> DATA LISTING:
┌──

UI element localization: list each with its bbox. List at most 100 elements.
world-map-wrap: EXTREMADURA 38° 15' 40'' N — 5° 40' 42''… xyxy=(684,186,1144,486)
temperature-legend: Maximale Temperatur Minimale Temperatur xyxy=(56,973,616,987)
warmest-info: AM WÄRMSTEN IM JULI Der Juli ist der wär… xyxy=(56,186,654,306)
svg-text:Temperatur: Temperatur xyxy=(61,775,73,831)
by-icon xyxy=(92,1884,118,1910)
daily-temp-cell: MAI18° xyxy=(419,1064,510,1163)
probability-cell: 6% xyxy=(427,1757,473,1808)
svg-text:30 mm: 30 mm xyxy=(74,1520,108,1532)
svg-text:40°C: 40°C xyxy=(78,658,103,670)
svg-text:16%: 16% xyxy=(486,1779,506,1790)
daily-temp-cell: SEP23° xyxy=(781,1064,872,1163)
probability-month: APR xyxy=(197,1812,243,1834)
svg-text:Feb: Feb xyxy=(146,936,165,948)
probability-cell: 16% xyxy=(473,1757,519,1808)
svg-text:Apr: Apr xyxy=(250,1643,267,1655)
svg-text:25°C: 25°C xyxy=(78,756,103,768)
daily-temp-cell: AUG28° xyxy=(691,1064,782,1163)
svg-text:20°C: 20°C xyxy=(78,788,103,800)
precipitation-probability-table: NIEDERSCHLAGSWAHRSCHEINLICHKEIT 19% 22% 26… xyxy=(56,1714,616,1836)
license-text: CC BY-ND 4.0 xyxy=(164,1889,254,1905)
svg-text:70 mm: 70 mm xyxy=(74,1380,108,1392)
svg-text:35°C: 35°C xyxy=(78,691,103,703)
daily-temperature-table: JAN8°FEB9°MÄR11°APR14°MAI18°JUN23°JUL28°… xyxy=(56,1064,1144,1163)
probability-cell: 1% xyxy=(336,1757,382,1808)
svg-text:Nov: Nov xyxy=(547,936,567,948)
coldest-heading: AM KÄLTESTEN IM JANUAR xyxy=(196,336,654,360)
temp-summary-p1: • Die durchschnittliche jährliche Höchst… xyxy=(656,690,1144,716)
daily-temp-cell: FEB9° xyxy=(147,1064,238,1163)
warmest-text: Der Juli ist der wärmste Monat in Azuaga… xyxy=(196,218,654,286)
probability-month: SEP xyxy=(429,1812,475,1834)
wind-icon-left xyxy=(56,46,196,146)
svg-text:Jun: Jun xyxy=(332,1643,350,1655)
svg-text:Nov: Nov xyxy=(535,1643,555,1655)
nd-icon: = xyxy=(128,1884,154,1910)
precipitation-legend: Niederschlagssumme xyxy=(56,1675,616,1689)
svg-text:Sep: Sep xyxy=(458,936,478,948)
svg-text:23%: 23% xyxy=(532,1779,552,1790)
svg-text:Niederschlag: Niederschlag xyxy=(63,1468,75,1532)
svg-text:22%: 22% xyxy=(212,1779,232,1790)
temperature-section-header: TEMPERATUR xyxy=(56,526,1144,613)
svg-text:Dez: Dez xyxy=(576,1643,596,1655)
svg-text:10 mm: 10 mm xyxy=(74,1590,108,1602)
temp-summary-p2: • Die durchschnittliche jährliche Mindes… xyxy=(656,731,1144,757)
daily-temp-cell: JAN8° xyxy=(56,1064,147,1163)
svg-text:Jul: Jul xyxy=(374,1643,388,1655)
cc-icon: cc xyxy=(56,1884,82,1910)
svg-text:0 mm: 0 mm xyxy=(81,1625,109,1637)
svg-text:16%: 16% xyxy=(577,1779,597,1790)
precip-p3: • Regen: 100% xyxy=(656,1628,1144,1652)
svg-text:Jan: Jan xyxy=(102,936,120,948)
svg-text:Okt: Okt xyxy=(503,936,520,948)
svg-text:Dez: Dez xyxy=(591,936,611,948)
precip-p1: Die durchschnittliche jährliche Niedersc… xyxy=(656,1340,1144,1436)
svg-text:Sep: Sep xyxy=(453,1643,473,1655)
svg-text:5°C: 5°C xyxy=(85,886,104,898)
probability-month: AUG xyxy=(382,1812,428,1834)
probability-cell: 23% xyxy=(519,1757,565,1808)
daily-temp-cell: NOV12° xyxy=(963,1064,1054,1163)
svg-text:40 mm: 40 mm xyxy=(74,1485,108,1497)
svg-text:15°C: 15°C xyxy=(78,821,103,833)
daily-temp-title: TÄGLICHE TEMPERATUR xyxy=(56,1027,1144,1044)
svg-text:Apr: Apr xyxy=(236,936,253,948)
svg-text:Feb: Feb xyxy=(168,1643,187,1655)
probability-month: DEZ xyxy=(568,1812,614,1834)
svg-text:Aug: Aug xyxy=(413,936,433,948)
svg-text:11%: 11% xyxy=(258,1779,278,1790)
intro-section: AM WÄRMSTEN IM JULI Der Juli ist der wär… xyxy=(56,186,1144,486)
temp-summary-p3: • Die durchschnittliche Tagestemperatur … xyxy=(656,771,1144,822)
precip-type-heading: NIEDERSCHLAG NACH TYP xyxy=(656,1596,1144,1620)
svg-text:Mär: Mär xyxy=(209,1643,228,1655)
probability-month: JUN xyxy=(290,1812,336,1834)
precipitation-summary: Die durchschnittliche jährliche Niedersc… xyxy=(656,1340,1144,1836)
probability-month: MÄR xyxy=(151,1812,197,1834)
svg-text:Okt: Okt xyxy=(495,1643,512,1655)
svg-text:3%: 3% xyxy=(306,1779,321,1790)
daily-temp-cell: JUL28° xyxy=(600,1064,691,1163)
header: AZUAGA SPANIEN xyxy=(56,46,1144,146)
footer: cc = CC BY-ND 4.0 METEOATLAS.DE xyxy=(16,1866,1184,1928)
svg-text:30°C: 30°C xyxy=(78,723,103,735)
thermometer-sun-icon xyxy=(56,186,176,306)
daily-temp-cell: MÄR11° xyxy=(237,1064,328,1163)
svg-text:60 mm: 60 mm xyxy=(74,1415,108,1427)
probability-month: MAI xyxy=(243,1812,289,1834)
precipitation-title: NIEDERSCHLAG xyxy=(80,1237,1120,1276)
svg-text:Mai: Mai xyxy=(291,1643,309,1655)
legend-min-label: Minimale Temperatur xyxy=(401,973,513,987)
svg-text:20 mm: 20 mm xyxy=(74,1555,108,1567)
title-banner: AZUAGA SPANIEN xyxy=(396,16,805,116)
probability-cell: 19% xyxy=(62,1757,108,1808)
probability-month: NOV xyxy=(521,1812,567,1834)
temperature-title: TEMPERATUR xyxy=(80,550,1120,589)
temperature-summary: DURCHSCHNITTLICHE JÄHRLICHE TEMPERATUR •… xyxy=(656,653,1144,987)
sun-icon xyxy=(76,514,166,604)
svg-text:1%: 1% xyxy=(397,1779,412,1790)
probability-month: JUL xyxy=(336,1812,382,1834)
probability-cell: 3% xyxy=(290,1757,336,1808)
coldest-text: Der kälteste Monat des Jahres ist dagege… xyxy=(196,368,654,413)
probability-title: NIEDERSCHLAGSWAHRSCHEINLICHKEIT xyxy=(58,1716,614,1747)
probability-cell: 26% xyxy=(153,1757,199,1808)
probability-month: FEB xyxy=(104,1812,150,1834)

└──

> WHAT THE TASK ASKS:
Copy every one of the entries above line for line, without changing any character.

> TASK RESPONSE:
UI element localization: list each with its bbox. List at most 100 elements.
world-map-wrap: EXTREMADURA 38° 15' 40'' N — 5° 40' 42''… xyxy=(684,186,1144,486)
temperature-legend: Maximale Temperatur Minimale Temperatur xyxy=(56,973,616,987)
warmest-info: AM WÄRMSTEN IM JULI Der Juli ist der wär… xyxy=(56,186,654,306)
svg-text:Temperatur: Temperatur xyxy=(61,775,73,831)
by-icon xyxy=(92,1884,118,1910)
daily-temp-cell: MAI18° xyxy=(419,1064,510,1163)
probability-cell: 6% xyxy=(427,1757,473,1808)
svg-text:30 mm: 30 mm xyxy=(74,1520,108,1532)
svg-text:40°C: 40°C xyxy=(78,658,103,670)
svg-text:16%: 16% xyxy=(486,1779,506,1790)
daily-temp-cell: SEP23° xyxy=(781,1064,872,1163)
probability-month: APR xyxy=(197,1812,243,1834)
svg-text:Feb: Feb xyxy=(146,936,165,948)
probability-cell: 16% xyxy=(473,1757,519,1808)
svg-text:Apr: Apr xyxy=(250,1643,267,1655)
svg-text:25°C: 25°C xyxy=(78,756,103,768)
daily-temp-cell: AUG28° xyxy=(691,1064,782,1163)
svg-text:20°C: 20°C xyxy=(78,788,103,800)
precipitation-probability-table: NIEDERSCHLAGSWAHRSCHEINLICHKEIT 19% 22% 26… xyxy=(56,1714,616,1836)
license-text: CC BY-ND 4.0 xyxy=(164,1889,254,1905)
svg-text:70 mm: 70 mm xyxy=(74,1380,108,1392)
svg-text:35°C: 35°C xyxy=(78,691,103,703)
daily-temperature-table: JAN8°FEB9°MÄR11°APR14°MAI18°JUN23°JUL28°… xyxy=(56,1064,1144,1163)
probability-cell: 1% xyxy=(336,1757,382,1808)
svg-text:Nov: Nov xyxy=(547,936,567,948)
coldest-heading: AM KÄLTESTEN IM JANUAR xyxy=(196,336,654,360)
temp-summary-p1: • Die durchschnittliche jährliche Höchst… xyxy=(656,690,1144,716)
daily-temp-cell: FEB9° xyxy=(147,1064,238,1163)
warmest-text: Der Juli ist der wärmste Monat in Azuaga… xyxy=(196,218,654,286)
probability-month: SEP xyxy=(429,1812,475,1834)
wind-icon-left xyxy=(56,46,196,146)
svg-text:Jun: Jun xyxy=(332,1643,350,1655)
svg-text:Nov: Nov xyxy=(535,1643,555,1655)
nd-icon: = xyxy=(128,1884,154,1910)
precipitation-legend: Niederschlagssumme xyxy=(56,1675,616,1689)
svg-text:Sep: Sep xyxy=(458,936,478,948)
svg-text:23%: 23% xyxy=(532,1779,552,1790)
svg-text:Niederschlag: Niederschlag xyxy=(63,1468,75,1532)
svg-text:22%: 22% xyxy=(212,1779,232,1790)
temperature-section-header: TEMPERATUR xyxy=(56,526,1144,613)
svg-text:Dez: Dez xyxy=(576,1643,596,1655)
svg-text:10 mm: 10 mm xyxy=(74,1590,108,1602)
temp-summary-p2: • Die durchschnittliche jährliche Mindes… xyxy=(656,731,1144,757)
daily-temp-cell: JAN8° xyxy=(56,1064,147,1163)
svg-text:Jul: Jul xyxy=(374,1643,388,1655)
cc-icon: cc xyxy=(56,1884,82,1910)
svg-text:0 mm: 0 mm xyxy=(81,1625,109,1637)
svg-text:16%: 16% xyxy=(577,1779,597,1790)
precip-p3: • Regen: 100% xyxy=(656,1628,1144,1652)
svg-text:Jan: Jan xyxy=(102,936,120,948)
svg-text:Okt: Okt xyxy=(503,936,520,948)
svg-text:Dez: Dez xyxy=(591,936,611,948)
precip-p1: Die durchschnittliche jährliche Niedersc… xyxy=(656,1340,1144,1436)
svg-text:Sep: Sep xyxy=(453,1643,473,1655)
svg-text:5°C: 5°C xyxy=(85,886,104,898)
probability-month: AUG xyxy=(382,1812,428,1834)
probability-cell: 23% xyxy=(519,1757,565,1808)
daily-temp-cell: NOV12° xyxy=(963,1064,1054,1163)
svg-text:40 mm: 40 mm xyxy=(74,1485,108,1497)
svg-text:15°C: 15°C xyxy=(78,821,103,833)
daily-temp-title: TÄGLICHE TEMPERATUR xyxy=(56,1027,1144,1044)
svg-text:Apr: Apr xyxy=(236,936,253,948)
svg-text:Feb: Feb xyxy=(168,1643,187,1655)
probability-month: DEZ xyxy=(568,1812,614,1834)
svg-text:Aug: Aug xyxy=(413,936,433,948)
svg-text:11%: 11% xyxy=(258,1779,278,1790)
intro-section: AM WÄRMSTEN IM JULI Der Juli ist der wär… xyxy=(56,186,1144,486)
temp-summary-p3: • Die durchschnittliche Tagestemperatur … xyxy=(656,771,1144,822)
precip-type-heading: NIEDERSCHLAG NACH TYP xyxy=(656,1596,1144,1620)
svg-text:Mär: Mär xyxy=(209,1643,228,1655)
probability-month: JUN xyxy=(290,1812,336,1834)
precipitation-summary: Die durchschnittliche jährliche Niedersc… xyxy=(656,1340,1144,1836)
probability-month: MÄR xyxy=(151,1812,197,1834)
svg-text:Okt: Okt xyxy=(495,1643,512,1655)
svg-text:3%: 3% xyxy=(306,1779,321,1790)
daily-temp-cell: JUL28° xyxy=(600,1064,691,1163)
header: AZUAGA SPANIEN xyxy=(56,46,1144,146)
footer: cc = CC BY-ND 4.0 METEOATLAS.DE xyxy=(16,1866,1184,1928)
svg-text:30°C: 30°C xyxy=(78,723,103,735)
thermometer-sun-icon xyxy=(56,186,176,306)
daily-temp-cell: MÄR11° xyxy=(237,1064,328,1163)
svg-text:60 mm: 60 mm xyxy=(74,1415,108,1427)
probability-month: MAI xyxy=(243,1812,289,1834)
precipitation-title: NIEDERSCHLAG xyxy=(80,1237,1120,1276)
svg-text:Mai: Mai xyxy=(291,1643,309,1655)
legend-min-label: Minimale Temperatur xyxy=(401,973,513,987)
svg-text:20 mm: 20 mm xyxy=(74,1555,108,1567)
title-banner: AZUAGA SPANIEN xyxy=(396,16,805,116)
probability-cell: 19% xyxy=(62,1757,108,1808)
probability-month: NOV xyxy=(521,1812,567,1834)
temperature-title: TEMPERATUR xyxy=(80,550,1120,589)
temperature-summary: DURCHSCHNITTLICHE JÄHRLICHE TEMPERATUR •… xyxy=(656,653,1144,987)
sun-icon xyxy=(76,514,166,604)
svg-text:1%: 1% xyxy=(397,1779,412,1790)
probability-month: JUL xyxy=(336,1812,382,1834)
probability-cell: 3% xyxy=(290,1757,336,1808)
coldest-text: Der kälteste Monat des Jahres ist dagege… xyxy=(196,368,654,413)
probability-title: NIEDERSCHLAGSWAHRSCHEINLICHKEIT xyxy=(58,1716,614,1747)
probability-cell: 26% xyxy=(153,1757,199,1808)
probability-month: FEB xyxy=(104,1812,150,1834)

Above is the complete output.